— BEGIN Input for this task —

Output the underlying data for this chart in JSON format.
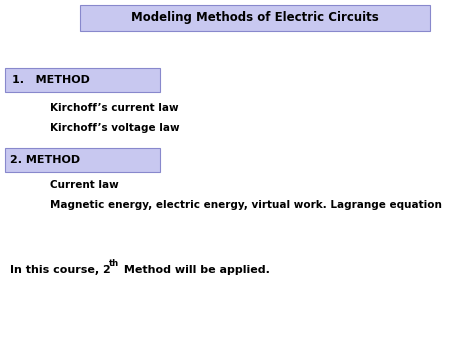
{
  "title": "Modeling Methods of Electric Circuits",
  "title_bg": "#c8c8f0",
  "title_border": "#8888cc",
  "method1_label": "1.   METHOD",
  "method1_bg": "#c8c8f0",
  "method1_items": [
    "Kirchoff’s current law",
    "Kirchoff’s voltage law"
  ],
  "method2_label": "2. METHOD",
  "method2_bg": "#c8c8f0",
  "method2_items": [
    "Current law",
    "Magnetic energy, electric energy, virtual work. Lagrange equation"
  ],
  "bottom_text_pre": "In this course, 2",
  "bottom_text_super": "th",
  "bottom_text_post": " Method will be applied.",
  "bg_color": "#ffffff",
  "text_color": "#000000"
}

— END Input for this task —

• **Problem description**
Transcribe the full listing character for character. Pictures are excluded.

• **Result for this exercise**
Output the underlying data for this chart in JSON format.
{
  "title": "Modeling Methods of Electric Circuits",
  "title_bg": "#c8c8f0",
  "title_border": "#8888cc",
  "method1_label": "1.   METHOD",
  "method1_bg": "#c8c8f0",
  "method1_items": [
    "Kirchoff’s current law",
    "Kirchoff’s voltage law"
  ],
  "method2_label": "2. METHOD",
  "method2_bg": "#c8c8f0",
  "method2_items": [
    "Current law",
    "Magnetic energy, electric energy, virtual work. Lagrange equation"
  ],
  "bottom_text_pre": "In this course, 2",
  "bottom_text_super": "th",
  "bottom_text_post": " Method will be applied.",
  "bg_color": "#ffffff",
  "text_color": "#000000"
}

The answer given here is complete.